-- Start of INFORMATION GIVEN --

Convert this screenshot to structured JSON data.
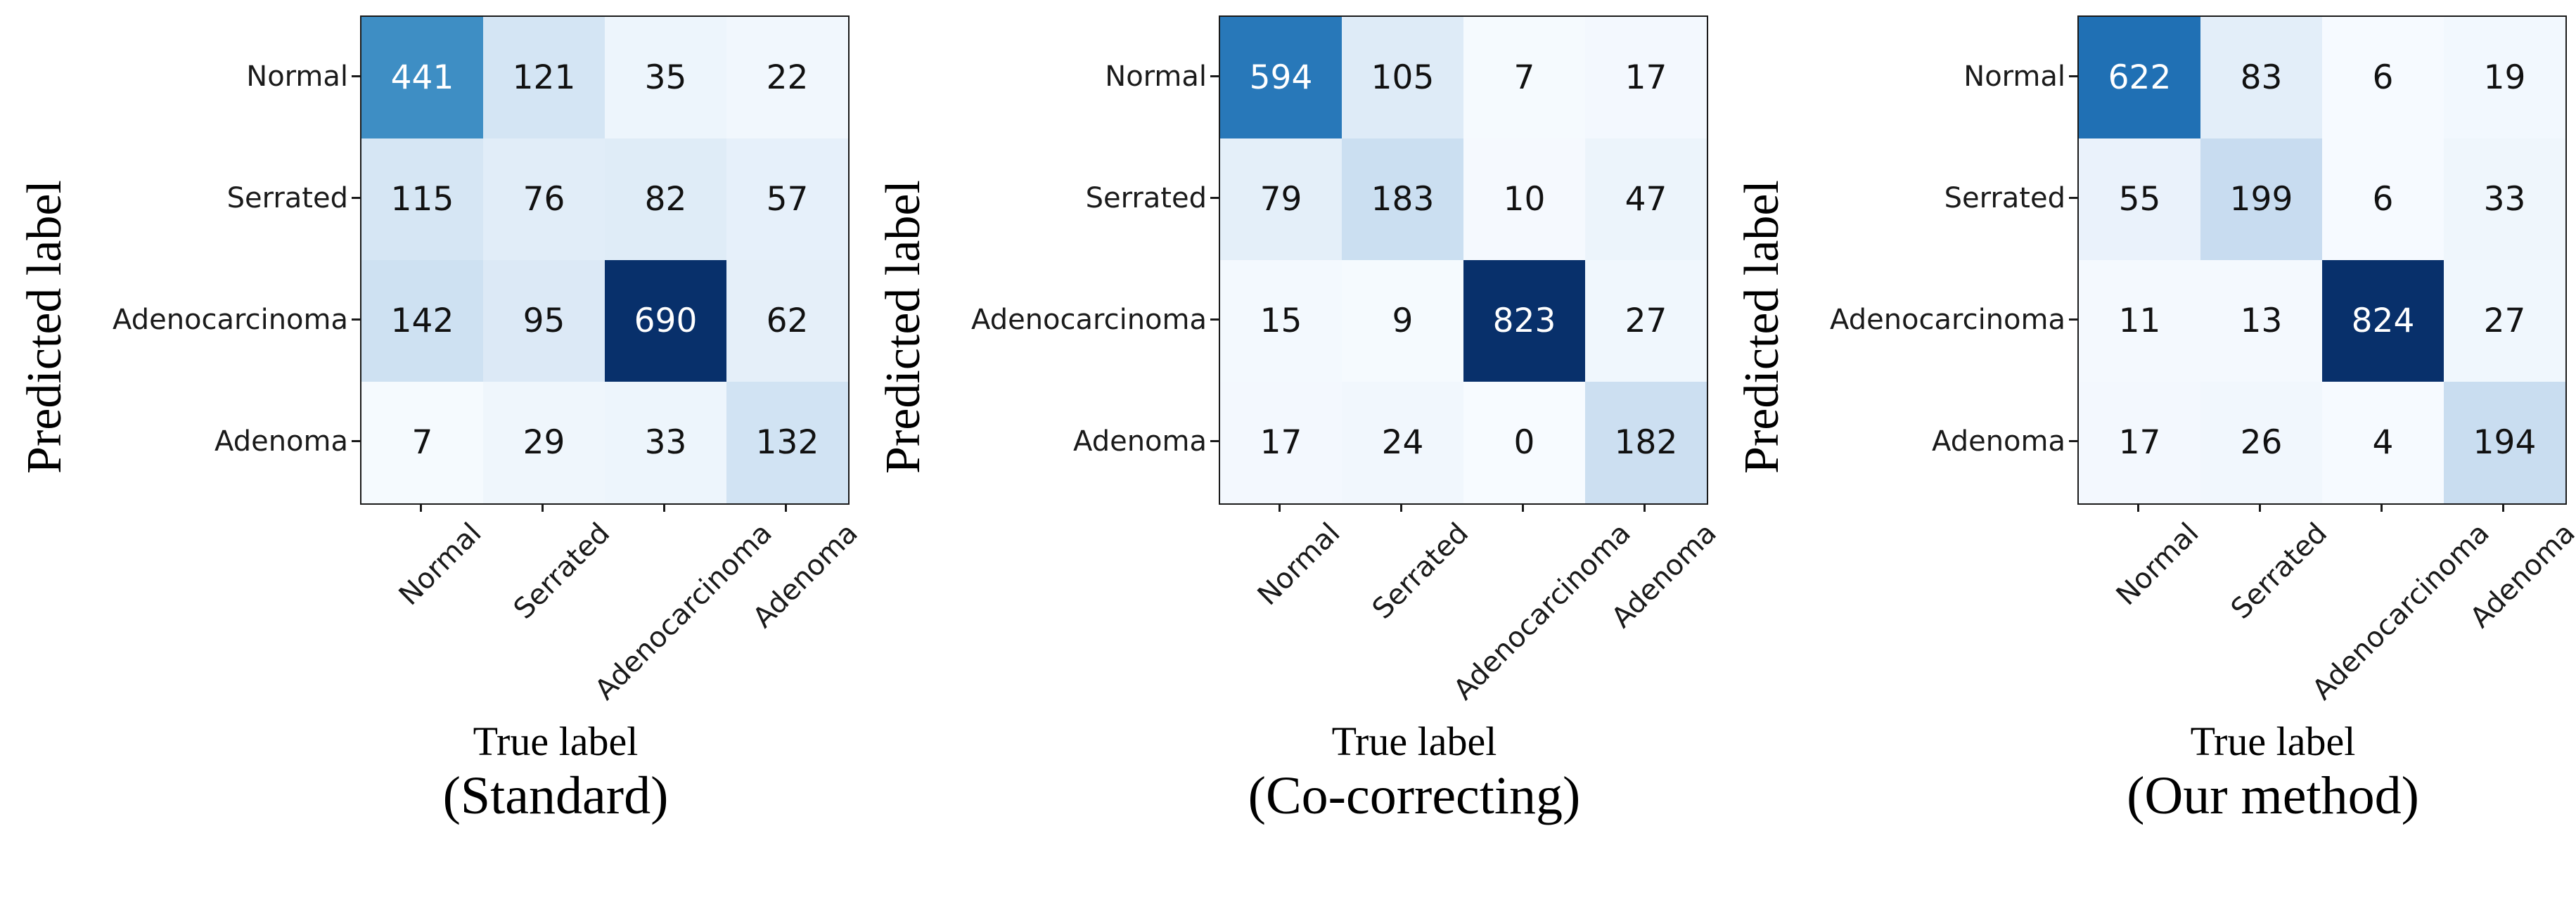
{
  "figure": {
    "ylabel": "Predicted label",
    "xlabel": "True label",
    "classes": [
      "Normal",
      "Serrated",
      "Adenocarcinoma",
      "Adenoma"
    ],
    "colors": {
      "colormap_name": "Blues",
      "colormap_stops": [
        "#f7fbff",
        "#deebf7",
        "#c6dbef",
        "#9ecae1",
        "#6baed6",
        "#4292c6",
        "#2171b5",
        "#08519c",
        "#08306b"
      ],
      "spine": "#1a1a1a",
      "cell_text_dark": "#111111",
      "cell_text_light": "#ffffff",
      "background": "#ffffff"
    }
  },
  "chart_data": [
    {
      "type": "heatmap",
      "title": "(Standard)",
      "xlabel": "True label",
      "ylabel": "Predicted label",
      "x_categories": [
        "Normal",
        "Serrated",
        "Adenocarcinoma",
        "Adenoma"
      ],
      "y_categories": [
        "Normal",
        "Serrated",
        "Adenocarcinoma",
        "Adenoma"
      ],
      "matrix": [
        [
          441,
          121,
          35,
          22
        ],
        [
          115,
          76,
          82,
          57
        ],
        [
          142,
          95,
          690,
          62
        ],
        [
          7,
          29,
          33,
          132
        ]
      ],
      "colormap": "Blues",
      "vmin": 0,
      "vmax": 690,
      "grid": false,
      "legend": "none"
    },
    {
      "type": "heatmap",
      "title": "(Co-correcting)",
      "xlabel": "True label",
      "ylabel": "Predicted label",
      "x_categories": [
        "Normal",
        "Serrated",
        "Adenocarcinoma",
        "Adenoma"
      ],
      "y_categories": [
        "Normal",
        "Serrated",
        "Adenocarcinoma",
        "Adenoma"
      ],
      "matrix": [
        [
          594,
          105,
          7,
          17
        ],
        [
          79,
          183,
          10,
          47
        ],
        [
          15,
          9,
          823,
          27
        ],
        [
          17,
          24,
          0,
          182
        ]
      ],
      "colormap": "Blues",
      "vmin": 0,
      "vmax": 823,
      "grid": false,
      "legend": "none"
    },
    {
      "type": "heatmap",
      "title": "(Our method)",
      "xlabel": "True label",
      "ylabel": "Predicted label",
      "x_categories": [
        "Normal",
        "Serrated",
        "Adenocarcinoma",
        "Adenoma"
      ],
      "y_categories": [
        "Normal",
        "Serrated",
        "Adenocarcinoma",
        "Adenoma"
      ],
      "matrix": [
        [
          622,
          83,
          6,
          19
        ],
        [
          55,
          199,
          6,
          33
        ],
        [
          11,
          13,
          824,
          27
        ],
        [
          17,
          26,
          4,
          194
        ]
      ],
      "colormap": "Blues",
      "vmin": 0,
      "vmax": 824,
      "grid": false,
      "legend": "none"
    }
  ]
}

-- End of INFORMATION GIVEN --

WHAT YOU ARE ASKED TO DO:
Extract all the entries word for word; omit any pictures.

RESULT:
Convert this screenshot to structured JSON data.
{
  "figure": {
    "ylabel": "Predicted label",
    "xlabel": "True label",
    "classes": [
      "Normal",
      "Serrated",
      "Adenocarcinoma",
      "Adenoma"
    ],
    "colors": {
      "colormap_name": "Blues",
      "colormap_stops": [
        "#f7fbff",
        "#deebf7",
        "#c6dbef",
        "#9ecae1",
        "#6baed6",
        "#4292c6",
        "#2171b5",
        "#08519c",
        "#08306b"
      ],
      "spine": "#1a1a1a",
      "cell_text_dark": "#111111",
      "cell_text_light": "#ffffff",
      "background": "#ffffff"
    }
  },
  "chart_data": [
    {
      "type": "heatmap",
      "title": "(Standard)",
      "xlabel": "True label",
      "ylabel": "Predicted label",
      "x_categories": [
        "Normal",
        "Serrated",
        "Adenocarcinoma",
        "Adenoma"
      ],
      "y_categories": [
        "Normal",
        "Serrated",
        "Adenocarcinoma",
        "Adenoma"
      ],
      "matrix": [
        [
          441,
          121,
          35,
          22
        ],
        [
          115,
          76,
          82,
          57
        ],
        [
          142,
          95,
          690,
          62
        ],
        [
          7,
          29,
          33,
          132
        ]
      ],
      "colormap": "Blues",
      "vmin": 0,
      "vmax": 690,
      "grid": false,
      "legend": "none"
    },
    {
      "type": "heatmap",
      "title": "(Co-correcting)",
      "xlabel": "True label",
      "ylabel": "Predicted label",
      "x_categories": [
        "Normal",
        "Serrated",
        "Adenocarcinoma",
        "Adenoma"
      ],
      "y_categories": [
        "Normal",
        "Serrated",
        "Adenocarcinoma",
        "Adenoma"
      ],
      "matrix": [
        [
          594,
          105,
          7,
          17
        ],
        [
          79,
          183,
          10,
          47
        ],
        [
          15,
          9,
          823,
          27
        ],
        [
          17,
          24,
          0,
          182
        ]
      ],
      "colormap": "Blues",
      "vmin": 0,
      "vmax": 823,
      "grid": false,
      "legend": "none"
    },
    {
      "type": "heatmap",
      "title": "(Our method)",
      "xlabel": "True label",
      "ylabel": "Predicted label",
      "x_categories": [
        "Normal",
        "Serrated",
        "Adenocarcinoma",
        "Adenoma"
      ],
      "y_categories": [
        "Normal",
        "Serrated",
        "Adenocarcinoma",
        "Adenoma"
      ],
      "matrix": [
        [
          622,
          83,
          6,
          19
        ],
        [
          55,
          199,
          6,
          33
        ],
        [
          11,
          13,
          824,
          27
        ],
        [
          17,
          26,
          4,
          194
        ]
      ],
      "colormap": "Blues",
      "vmin": 0,
      "vmax": 824,
      "grid": false,
      "legend": "none"
    }
  ]
}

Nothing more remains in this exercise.